> [Directives]:
1. What objectives does the wetland assessment text number as its first, second, and third?
2. Can you carry on the wetland assessment text from its final paragraph?

To develop a valid GIS-based wetland assessment tool, it must first be demonstrated that land cover is predictive of biotic integrity at individual wetlands. Biotic integrity can be represented by a quantitative measure like an IBI score (Karr 1991). Two IBIs have been developed and tested for use in shallow open-water marsh wetlands of Alberta, one reliant on the vegetation community and the other on the wetland-dependent songbird and shorebird community (Wilson and Bayley 2012). Thus, our first objective was to determine whether land cover could predict these IBI scores and, if so, to identify the strongest and most significant model for predicting plant- and bird-based IBIs, respectively. If our hypothesis that land cover is capable of predicting vegetation- and bird-based IBI scores is supported, the next issue to address is whether those relationships vary with landscape extent. Our second objective, therefore, was to identify the optimal spatial extent at which land cover predicts IBI scores and to ascertain whether this optimal extent is the same for IBIs based on both vegetation and wetland-dependent songbirds and shorebirds. We hypothesize that, given the differences in mobility between these two taxa, bird-based IBI scores will be best predicted by land cover data extracted from larger landscapes.

We were aware that spatial autocorrelation among land covers might bias our conclusions regarding our first two objectives (King et al. 2005). If the distribution of land covers is non-random, but rather depends on the location of the site in question, we might wrongly conclude that land cover is predictive of biotic integrity when, in fact, it is location or some other underlying characteristic of the environment (i.e., spatial dependency) that is influencing biotic integrity. Thus, we sought to confirm that our conclusions regarding the capacity of land cover data to predict wetland IBI scores and the optimal spatial extent at which such predictions are made were not merely the consequence of the non-random distribution of land covers.

Within the jurisdiction where we work, the percent of undisturbed land within 100 m of the open-water boundary has been proposed as a simple estimate of wetland condition that can be measured remotely. Similar measures have been successfully used as proxies of detailed land cover elsewhere (e.g., Miller et al. 1997; Brooks et al. 2004; Wardrop et al. 2007; Sundell-Turner and Rodewald 2008). Although simpler to obtain and interpret, such proxies may exclude important information pertinent to biotic integrity, introducing additional error into GIS-based assessments. For example, not all forms of disturbance can be expected to affect biotic integrity equally: urban or industrial development would likely have a stronger influence on the biotic condition of a nearby wetland than low-intensity agriculture (Forrest 2010; Rooney and Bayley 2012). Thus, our third objective was to contrast a model that predicts IBI scores from the percent of undisturbed land surrounding each wetland with more sophisticated models, derived from detailed land cover data, divided into 11 distinct land cover classes.

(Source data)

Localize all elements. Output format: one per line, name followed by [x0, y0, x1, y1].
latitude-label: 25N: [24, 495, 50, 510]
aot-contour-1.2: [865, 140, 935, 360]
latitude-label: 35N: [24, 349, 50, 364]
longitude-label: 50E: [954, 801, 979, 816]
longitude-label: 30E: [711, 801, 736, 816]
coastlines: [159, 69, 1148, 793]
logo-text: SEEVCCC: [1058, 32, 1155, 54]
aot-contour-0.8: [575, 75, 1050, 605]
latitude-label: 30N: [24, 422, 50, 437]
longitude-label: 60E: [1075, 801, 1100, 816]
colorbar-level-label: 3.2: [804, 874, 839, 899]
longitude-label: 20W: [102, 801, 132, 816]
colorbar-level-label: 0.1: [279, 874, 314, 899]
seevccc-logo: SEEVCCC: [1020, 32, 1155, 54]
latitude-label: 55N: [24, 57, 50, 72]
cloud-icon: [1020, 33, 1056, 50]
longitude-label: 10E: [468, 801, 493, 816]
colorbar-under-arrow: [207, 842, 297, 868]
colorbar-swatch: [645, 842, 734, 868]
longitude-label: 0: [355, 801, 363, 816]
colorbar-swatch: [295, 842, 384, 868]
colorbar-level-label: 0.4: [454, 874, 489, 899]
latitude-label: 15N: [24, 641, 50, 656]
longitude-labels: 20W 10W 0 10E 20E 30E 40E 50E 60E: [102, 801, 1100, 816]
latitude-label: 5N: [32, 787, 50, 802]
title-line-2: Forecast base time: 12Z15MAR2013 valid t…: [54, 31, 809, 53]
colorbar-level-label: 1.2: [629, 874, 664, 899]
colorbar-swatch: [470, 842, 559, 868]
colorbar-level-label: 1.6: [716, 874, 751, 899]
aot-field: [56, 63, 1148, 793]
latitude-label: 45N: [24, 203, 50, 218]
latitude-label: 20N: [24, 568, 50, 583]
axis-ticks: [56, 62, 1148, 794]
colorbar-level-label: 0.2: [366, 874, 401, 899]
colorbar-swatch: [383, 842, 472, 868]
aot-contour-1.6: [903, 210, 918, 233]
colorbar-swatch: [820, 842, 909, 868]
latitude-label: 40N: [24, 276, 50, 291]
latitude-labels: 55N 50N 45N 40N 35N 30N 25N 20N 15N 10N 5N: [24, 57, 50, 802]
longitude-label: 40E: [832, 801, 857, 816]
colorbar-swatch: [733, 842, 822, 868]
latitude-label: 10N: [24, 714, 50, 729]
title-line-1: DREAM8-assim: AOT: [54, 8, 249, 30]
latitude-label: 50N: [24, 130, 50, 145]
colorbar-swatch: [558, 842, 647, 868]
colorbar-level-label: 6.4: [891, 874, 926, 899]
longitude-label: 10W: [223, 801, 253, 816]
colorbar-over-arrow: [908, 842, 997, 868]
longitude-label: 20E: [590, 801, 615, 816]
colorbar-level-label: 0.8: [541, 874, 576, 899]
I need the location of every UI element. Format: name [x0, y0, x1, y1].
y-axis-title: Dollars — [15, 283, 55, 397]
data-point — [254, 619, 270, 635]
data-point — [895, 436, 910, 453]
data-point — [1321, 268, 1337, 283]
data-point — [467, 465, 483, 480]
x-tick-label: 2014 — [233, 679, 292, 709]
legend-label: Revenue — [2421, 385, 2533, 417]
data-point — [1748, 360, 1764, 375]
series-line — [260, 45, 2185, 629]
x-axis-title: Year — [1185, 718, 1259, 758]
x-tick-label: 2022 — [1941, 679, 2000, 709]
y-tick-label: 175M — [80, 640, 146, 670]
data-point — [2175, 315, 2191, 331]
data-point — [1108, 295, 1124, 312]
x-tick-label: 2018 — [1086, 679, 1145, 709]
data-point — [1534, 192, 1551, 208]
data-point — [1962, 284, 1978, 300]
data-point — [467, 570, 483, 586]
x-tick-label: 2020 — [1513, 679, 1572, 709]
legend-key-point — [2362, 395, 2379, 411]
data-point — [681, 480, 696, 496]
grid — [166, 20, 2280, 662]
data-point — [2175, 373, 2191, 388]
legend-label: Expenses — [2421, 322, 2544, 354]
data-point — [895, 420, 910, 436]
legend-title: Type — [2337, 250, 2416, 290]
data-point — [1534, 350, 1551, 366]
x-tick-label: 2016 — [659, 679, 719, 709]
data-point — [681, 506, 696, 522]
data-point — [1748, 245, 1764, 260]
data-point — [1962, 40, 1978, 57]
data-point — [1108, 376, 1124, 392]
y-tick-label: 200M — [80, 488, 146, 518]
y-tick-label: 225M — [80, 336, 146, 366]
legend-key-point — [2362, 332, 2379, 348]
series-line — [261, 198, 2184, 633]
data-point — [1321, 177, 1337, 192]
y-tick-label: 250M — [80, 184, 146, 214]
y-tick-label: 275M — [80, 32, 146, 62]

> [Expected answers]:
1.
1. Determine whether land cover can predict the vegetation-based and bird-based IBI scores and, if it can, identify the strongest and most significant model for predicting each.
2. Identify the optimal spatial extent at which land cover predicts IBI scores, and determine whether that extent is the same for the vegetation-based IBI and the IBI based on wetland-dependent songbirds and shorebirds.
3. Compare a model that predicts IBI scores from the percent of undisturbed land around each wetland with more sophisticated models built from detailed land cover data divided into 11 land cover classes.

2.
Methods

Study area

The 45 wetlands selected for sampling are situated in the Beaverhills watershed of the Aspen Parkland Ecoregion of Alberta, Canada (53.54°N latitude and 113.50°W longitude), which drains into the North Saskatchewan River. This Ecoregion incorporates the transition zone between northern prairie and southern boreal habitats. The region is generally flat and drainage is poor. Climate is temperate with a daily mean temperature of 2.4 °C, with a maximum in July (mean high of 22.2 °C) and a minimum in January (mean low of −19.1 °C) (EC 2011). Precipitation averages 482.7 mm annually with 374.8 mm falling as rain (EC 2011), although there is substantial inter-annual variability. Vegetation transitions from closed aspen forest in the northern part of the Beaverhills watershed to grassland with aspen patches in the south. Wetlands typical of the region are isolated with few surface water inlets or outlets and drainage is primarily via groundwater recharge (Holden 1993).

We chose 45 shallow open-water marsh wetlands from a list of candidates within the Beaverhills watershed that were identified from 2007 aerial photography (Fig. 1). The wetlands were selected to represent a range of disturbance. Twenty-five were relatively undisturbed, situated in parks or other protected habitat. Fourteen included agricultural activity within 500 m of their open-water boundaries. The remaining six were constructed wetlands (age > 3 years), built to provide storm water storage for the Edmonton urban area. All wetlands ranged between 1 and 11 ha and included an open water zone.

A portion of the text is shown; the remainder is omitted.